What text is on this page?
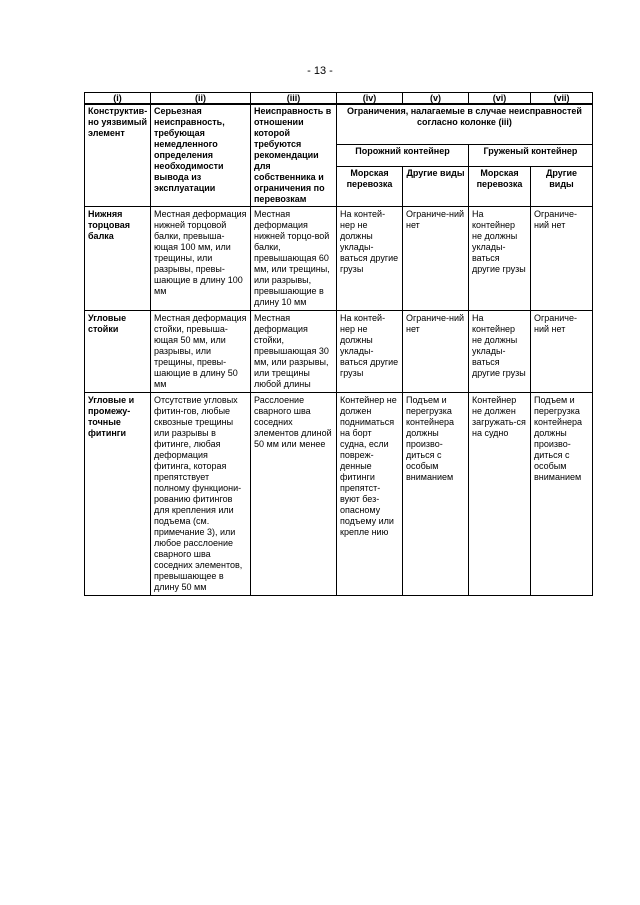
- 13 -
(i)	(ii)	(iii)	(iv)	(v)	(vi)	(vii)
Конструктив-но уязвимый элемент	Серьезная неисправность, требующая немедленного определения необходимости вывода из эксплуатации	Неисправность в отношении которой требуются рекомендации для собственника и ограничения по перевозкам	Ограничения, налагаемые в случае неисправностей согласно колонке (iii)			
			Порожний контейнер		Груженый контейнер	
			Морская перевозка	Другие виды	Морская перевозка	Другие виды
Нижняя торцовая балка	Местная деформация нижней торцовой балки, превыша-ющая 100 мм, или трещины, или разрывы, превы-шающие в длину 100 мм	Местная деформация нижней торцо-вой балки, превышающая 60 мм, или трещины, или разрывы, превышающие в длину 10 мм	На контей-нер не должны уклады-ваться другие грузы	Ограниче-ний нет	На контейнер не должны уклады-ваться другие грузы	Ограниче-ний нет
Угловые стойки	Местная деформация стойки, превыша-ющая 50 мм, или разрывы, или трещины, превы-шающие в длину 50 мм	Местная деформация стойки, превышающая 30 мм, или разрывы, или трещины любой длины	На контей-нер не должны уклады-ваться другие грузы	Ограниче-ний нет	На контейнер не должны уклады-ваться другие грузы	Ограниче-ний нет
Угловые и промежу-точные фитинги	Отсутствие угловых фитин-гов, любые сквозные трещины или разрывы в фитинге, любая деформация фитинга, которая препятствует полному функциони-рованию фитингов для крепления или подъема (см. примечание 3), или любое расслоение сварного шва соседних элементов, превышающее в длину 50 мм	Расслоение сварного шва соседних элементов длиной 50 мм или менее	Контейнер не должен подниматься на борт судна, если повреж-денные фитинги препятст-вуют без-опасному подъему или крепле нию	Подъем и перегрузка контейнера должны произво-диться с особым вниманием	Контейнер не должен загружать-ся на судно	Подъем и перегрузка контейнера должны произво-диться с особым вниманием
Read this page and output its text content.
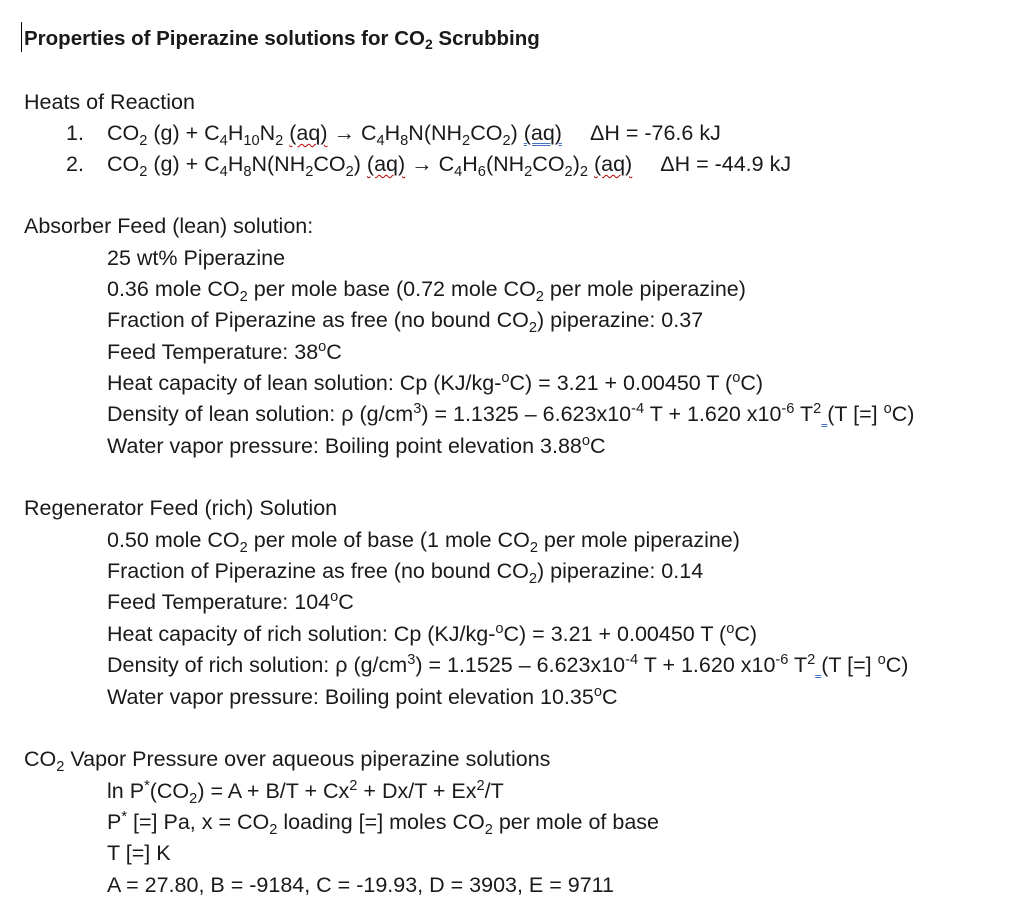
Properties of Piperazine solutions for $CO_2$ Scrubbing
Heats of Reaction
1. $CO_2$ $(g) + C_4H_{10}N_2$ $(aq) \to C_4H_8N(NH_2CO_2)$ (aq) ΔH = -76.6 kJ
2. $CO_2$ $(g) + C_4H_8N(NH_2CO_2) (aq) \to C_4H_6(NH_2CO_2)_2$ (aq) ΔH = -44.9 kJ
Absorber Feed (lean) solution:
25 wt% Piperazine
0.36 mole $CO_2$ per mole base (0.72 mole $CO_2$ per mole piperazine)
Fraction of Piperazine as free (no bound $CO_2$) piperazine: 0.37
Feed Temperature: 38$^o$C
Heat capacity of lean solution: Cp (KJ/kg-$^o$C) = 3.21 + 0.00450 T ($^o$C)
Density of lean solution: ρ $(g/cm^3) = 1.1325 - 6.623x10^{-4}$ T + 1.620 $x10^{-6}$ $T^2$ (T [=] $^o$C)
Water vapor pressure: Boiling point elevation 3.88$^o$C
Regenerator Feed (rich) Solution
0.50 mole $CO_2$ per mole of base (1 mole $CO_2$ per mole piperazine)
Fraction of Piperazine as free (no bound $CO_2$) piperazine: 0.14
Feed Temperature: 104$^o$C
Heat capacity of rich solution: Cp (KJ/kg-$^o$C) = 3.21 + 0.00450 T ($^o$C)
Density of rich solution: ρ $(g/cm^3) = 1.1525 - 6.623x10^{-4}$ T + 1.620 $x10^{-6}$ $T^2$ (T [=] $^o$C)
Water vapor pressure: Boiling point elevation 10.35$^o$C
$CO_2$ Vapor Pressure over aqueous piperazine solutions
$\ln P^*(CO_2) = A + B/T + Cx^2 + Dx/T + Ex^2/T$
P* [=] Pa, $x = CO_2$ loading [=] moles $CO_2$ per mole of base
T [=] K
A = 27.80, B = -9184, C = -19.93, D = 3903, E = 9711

****

Aim of the task:
Identify every line holding the word "capacity" and copy it out.

Response to the task:
Heat capacity of lean solution: Cp (KJ/kg-$^o$C) = 3.21 + 0.00450 T ($^o$C)
Heat capacity of rich solution: Cp (KJ/kg-$^o$C) = 3.21 + 0.00450 T ($^o$C)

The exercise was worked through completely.